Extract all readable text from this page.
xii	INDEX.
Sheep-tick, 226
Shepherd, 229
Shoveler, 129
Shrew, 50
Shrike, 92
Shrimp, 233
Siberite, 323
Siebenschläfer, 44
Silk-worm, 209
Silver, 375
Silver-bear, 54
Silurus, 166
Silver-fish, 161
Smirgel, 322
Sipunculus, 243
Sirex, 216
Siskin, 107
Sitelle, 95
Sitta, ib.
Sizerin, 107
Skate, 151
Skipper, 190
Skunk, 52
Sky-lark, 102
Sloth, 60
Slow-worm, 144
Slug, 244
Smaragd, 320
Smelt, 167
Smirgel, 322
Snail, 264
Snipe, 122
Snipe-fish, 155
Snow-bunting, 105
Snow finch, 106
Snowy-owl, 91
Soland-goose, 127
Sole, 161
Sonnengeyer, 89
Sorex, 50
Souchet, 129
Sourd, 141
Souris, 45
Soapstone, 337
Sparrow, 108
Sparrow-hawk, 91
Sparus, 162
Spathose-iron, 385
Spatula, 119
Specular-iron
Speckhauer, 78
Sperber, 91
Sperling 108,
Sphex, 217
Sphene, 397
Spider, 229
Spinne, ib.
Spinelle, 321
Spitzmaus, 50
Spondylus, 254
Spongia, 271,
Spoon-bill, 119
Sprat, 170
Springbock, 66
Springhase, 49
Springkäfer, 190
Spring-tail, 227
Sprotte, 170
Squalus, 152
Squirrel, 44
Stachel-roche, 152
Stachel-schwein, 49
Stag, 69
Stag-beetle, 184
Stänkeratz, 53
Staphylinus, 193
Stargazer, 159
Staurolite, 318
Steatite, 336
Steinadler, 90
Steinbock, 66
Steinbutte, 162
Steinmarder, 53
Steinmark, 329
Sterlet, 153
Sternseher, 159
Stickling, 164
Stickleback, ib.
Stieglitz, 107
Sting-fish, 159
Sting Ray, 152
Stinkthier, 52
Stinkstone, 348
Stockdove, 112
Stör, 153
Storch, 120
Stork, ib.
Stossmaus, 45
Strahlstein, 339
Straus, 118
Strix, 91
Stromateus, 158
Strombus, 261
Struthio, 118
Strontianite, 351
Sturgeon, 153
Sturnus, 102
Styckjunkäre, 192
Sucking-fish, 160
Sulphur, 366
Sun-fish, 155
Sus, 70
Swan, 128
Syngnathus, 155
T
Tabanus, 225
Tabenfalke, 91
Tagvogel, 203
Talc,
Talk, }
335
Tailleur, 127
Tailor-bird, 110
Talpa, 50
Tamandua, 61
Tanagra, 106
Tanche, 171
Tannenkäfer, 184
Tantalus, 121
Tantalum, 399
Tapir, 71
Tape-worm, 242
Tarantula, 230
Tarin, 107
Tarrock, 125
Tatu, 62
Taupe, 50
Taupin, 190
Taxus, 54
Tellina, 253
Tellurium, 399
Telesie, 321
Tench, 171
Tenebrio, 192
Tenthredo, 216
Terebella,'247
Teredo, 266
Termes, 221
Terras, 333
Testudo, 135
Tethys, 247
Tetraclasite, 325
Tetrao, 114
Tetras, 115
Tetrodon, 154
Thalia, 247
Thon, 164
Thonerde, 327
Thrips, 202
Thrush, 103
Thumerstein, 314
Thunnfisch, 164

▬▬▬

[INSTRUCTION] The records above must be repeated exactly, every one of them.

[WRITTEN RESPONSE]
Extract all readable text from this page.
xii	INDEX.
Sheep-tick, 226
Shepherd, 229
Shoveler, 129
Shrew, 50
Shrike, 92
Shrimp, 233
Siberite, 323
Siebenschläfer, 44
Silk-worm, 209
Silver, 375
Silver-bear, 54
Silurus, 166
Silver-fish, 161
Smirgel, 322
Sipunculus, 243
Sirex, 216
Siskin, 107
Sitelle, 95
Sitta, ib.
Sizerin, 107
Skate, 151
Skipper, 190
Skunk, 52
Sky-lark, 102
Sloth, 60
Slow-worm, 144
Slug, 244
Smaragd, 320
Smelt, 167
Smirgel, 322
Snail, 264
Snipe, 122
Snipe-fish, 155
Snow-bunting, 105
Snow finch, 106
Snowy-owl, 91
Soland-goose, 127
Sole, 161
Sonnengeyer, 89
Sorex, 50
Souchet, 129
Sourd, 141
Souris, 45
Soapstone, 337
Sparrow, 108
Sparrow-hawk, 91
Sparus, 162
Spathose-iron, 385
Spatula, 119
Specular-iron
Speckhauer, 78
Sperber, 91
Sperling 108,
Sphex, 217
Sphene, 397
Spider, 229
Spinne, ib.
Spinelle, 321
Spitzmaus, 50
Spondylus, 254
Spongia, 271,
Spoon-bill, 119
Sprat, 170
Springbock, 66
Springhase, 49
Springkäfer, 190
Spring-tail, 227
Sprotte, 170
Squalus, 152
Squirrel, 44
Stachel-roche, 152
Stachel-schwein, 49
Stag, 69
Stag-beetle, 184
Stänkeratz, 53
Staphylinus, 193
Stargazer, 159
Staurolite, 318
Steatite, 336
Steinadler, 90
Steinbock, 66
Steinbutte, 162
Steinmarder, 53
Steinmark, 329
Sterlet, 153
Sternseher, 159
Stickling, 164
Stickleback, ib.
Stieglitz, 107
Sting-fish, 159
Sting Ray, 152
Stinkthier, 52
Stinkstone, 348
Stockdove, 112
Stör, 153
Storch, 120
Stork, ib.
Stossmaus, 45
Strahlstein, 339
Straus, 118
Strix, 91
Stromateus, 158
Strombus, 261
Struthio, 118
Strontianite, 351
Sturgeon, 153
Sturnus, 102
Styckjunkäre, 192
Sucking-fish, 160
Sulphur, 366
Sun-fish, 155
Sus, 70
Swan, 128
Syngnathus, 155
T
Tabanus, 225
Tabenfalke, 91
Tagvogel, 203
Talc,
Talk, }
335
Tailleur, 127
Tailor-bird, 110
Talpa, 50
Tamandua, 61
Tanagra, 106
Tanche, 171
Tannenkäfer, 184
Tantalus, 121
Tantalum, 399
Tapir, 71
Tape-worm, 242
Tarantula, 230
Tarin, 107
Tarrock, 125
Tatu, 62
Taupe, 50
Taupin, 190
Taxus, 54
Tellina, 253
Tellurium, 399
Telesie, 321
Tench, 171
Tenebrio, 192
Tenthredo, 216
Terebella,'247
Teredo, 266
Termes, 221
Terras, 333
Testudo, 135
Tethys, 247
Tetraclasite, 325
Tetrao, 114
Tetras, 115
Tetrodon, 154
Thalia, 247
Thon, 164
Thonerde, 327
Thrips, 202
Thrush, 103
Thumerstein, 314
Thunnfisch, 164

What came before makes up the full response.